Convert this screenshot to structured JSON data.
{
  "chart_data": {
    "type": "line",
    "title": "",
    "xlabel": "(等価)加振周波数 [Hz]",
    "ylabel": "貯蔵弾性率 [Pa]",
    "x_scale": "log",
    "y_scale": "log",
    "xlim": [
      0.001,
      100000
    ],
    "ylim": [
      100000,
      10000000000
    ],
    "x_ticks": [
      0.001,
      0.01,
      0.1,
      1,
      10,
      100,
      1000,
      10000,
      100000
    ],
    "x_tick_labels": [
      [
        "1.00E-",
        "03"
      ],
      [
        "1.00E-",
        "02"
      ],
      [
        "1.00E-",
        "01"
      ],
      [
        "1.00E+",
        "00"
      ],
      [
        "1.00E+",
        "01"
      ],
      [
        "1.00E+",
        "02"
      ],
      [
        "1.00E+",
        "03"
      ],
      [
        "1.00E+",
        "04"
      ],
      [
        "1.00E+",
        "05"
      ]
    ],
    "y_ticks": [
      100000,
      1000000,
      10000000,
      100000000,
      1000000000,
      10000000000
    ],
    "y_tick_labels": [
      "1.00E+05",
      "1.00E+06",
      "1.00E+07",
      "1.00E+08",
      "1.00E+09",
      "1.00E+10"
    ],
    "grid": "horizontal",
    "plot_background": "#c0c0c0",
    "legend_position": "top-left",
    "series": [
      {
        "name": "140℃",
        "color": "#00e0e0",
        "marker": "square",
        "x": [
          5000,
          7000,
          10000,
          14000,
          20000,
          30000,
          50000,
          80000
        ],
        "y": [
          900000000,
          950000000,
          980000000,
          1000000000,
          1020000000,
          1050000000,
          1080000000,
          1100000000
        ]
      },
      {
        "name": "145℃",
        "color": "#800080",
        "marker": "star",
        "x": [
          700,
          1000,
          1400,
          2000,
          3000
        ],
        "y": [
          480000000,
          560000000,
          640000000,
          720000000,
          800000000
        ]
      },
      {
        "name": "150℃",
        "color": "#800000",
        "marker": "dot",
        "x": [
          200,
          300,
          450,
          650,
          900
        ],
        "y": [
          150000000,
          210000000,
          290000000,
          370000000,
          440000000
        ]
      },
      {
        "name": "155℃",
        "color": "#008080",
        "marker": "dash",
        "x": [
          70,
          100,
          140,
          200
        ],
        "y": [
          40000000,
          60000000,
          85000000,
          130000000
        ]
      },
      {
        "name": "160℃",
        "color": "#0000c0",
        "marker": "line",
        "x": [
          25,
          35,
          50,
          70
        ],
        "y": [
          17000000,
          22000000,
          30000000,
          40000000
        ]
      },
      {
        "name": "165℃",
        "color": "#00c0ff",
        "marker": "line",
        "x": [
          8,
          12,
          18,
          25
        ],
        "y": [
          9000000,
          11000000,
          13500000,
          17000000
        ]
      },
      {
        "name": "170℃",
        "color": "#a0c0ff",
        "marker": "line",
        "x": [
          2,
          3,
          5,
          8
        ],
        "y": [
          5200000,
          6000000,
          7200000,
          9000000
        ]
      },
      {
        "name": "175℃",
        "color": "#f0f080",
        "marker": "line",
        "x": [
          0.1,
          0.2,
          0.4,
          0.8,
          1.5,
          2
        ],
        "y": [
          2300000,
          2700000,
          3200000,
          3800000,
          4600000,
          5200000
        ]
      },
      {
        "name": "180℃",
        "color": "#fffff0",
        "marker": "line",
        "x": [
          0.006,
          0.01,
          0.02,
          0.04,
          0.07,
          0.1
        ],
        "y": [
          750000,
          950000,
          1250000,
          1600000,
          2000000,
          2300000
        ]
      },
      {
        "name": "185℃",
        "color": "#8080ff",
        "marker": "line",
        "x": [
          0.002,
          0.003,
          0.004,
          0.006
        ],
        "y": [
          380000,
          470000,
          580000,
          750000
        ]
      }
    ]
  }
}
- - - - -
Directive:
Please give back all of the records exactly as written.

Solution below:
Convert this screenshot to structured JSON data.
{
  "chart_data": {
    "type": "line",
    "title": "",
    "xlabel": "(等価)加振周波数 [Hz]",
    "ylabel": "貯蔵弾性率 [Pa]",
    "x_scale": "log",
    "y_scale": "log",
    "xlim": [
      0.001,
      100000
    ],
    "ylim": [
      100000,
      10000000000
    ],
    "x_ticks": [
      0.001,
      0.01,
      0.1,
      1,
      10,
      100,
      1000,
      10000,
      100000
    ],
    "x_tick_labels": [
      [
        "1.00E-",
        "03"
      ],
      [
        "1.00E-",
        "02"
      ],
      [
        "1.00E-",
        "01"
      ],
      [
        "1.00E+",
        "00"
      ],
      [
        "1.00E+",
        "01"
      ],
      [
        "1.00E+",
        "02"
      ],
      [
        "1.00E+",
        "03"
      ],
      [
        "1.00E+",
        "04"
      ],
      [
        "1.00E+",
        "05"
      ]
    ],
    "y_ticks": [
      100000,
      1000000,
      10000000,
      100000000,
      1000000000,
      10000000000
    ],
    "y_tick_labels": [
      "1.00E+05",
      "1.00E+06",
      "1.00E+07",
      "1.00E+08",
      "1.00E+09",
      "1.00E+10"
    ],
    "grid": "horizontal",
    "plot_background": "#c0c0c0",
    "legend_position": "top-left",
    "series": [
      {
        "name": "140℃",
        "color": "#00e0e0",
        "marker": "square",
        "x": [
          5000,
          7000,
          10000,
          14000,
          20000,
          30000,
          50000,
          80000
        ],
        "y": [
          900000000,
          950000000,
          980000000,
          1000000000,
          1020000000,
          1050000000,
          1080000000,
          1100000000
        ]
      },
      {
        "name": "145℃",
        "color": "#800080",
        "marker": "star",
        "x": [
          700,
          1000,
          1400,
          2000,
          3000
        ],
        "y": [
          480000000,
          560000000,
          640000000,
          720000000,
          800000000
        ]
      },
      {
        "name": "150℃",
        "color": "#800000",
        "marker": "dot",
        "x": [
          200,
          300,
          450,
          650,
          900
        ],
        "y": [
          150000000,
          210000000,
          290000000,
          370000000,
          440000000
        ]
      },
      {
        "name": "155℃",
        "color": "#008080",
        "marker": "dash",
        "x": [
          70,
          100,
          140,
          200
        ],
        "y": [
          40000000,
          60000000,
          85000000,
          130000000
        ]
      },
      {
        "name": "160℃",
        "color": "#0000c0",
        "marker": "line",
        "x": [
          25,
          35,
          50,
          70
        ],
        "y": [
          17000000,
          22000000,
          30000000,
          40000000
        ]
      },
      {
        "name": "165℃",
        "color": "#00c0ff",
        "marker": "line",
        "x": [
          8,
          12,
          18,
          25
        ],
        "y": [
          9000000,
          11000000,
          13500000,
          17000000
        ]
      },
      {
        "name": "170℃",
        "color": "#a0c0ff",
        "marker": "line",
        "x": [
          2,
          3,
          5,
          8
        ],
        "y": [
          5200000,
          6000000,
          7200000,
          9000000
        ]
      },
      {
        "name": "175℃",
        "color": "#f0f080",
        "marker": "line",
        "x": [
          0.1,
          0.2,
          0.4,
          0.8,
          1.5,
          2
        ],
        "y": [
          2300000,
          2700000,
          3200000,
          3800000,
          4600000,
          5200000
        ]
      },
      {
        "name": "180℃",
        "color": "#fffff0",
        "marker": "line",
        "x": [
          0.006,
          0.01,
          0.02,
          0.04,
          0.07,
          0.1
        ],
        "y": [
          750000,
          950000,
          1250000,
          1600000,
          2000000,
          2300000
        ]
      },
      {
        "name": "185℃",
        "color": "#8080ff",
        "marker": "line",
        "x": [
          0.002,
          0.003,
          0.004,
          0.006
        ],
        "y": [
          380000,
          470000,
          580000,
          750000
        ]
      }
    ]
  }
}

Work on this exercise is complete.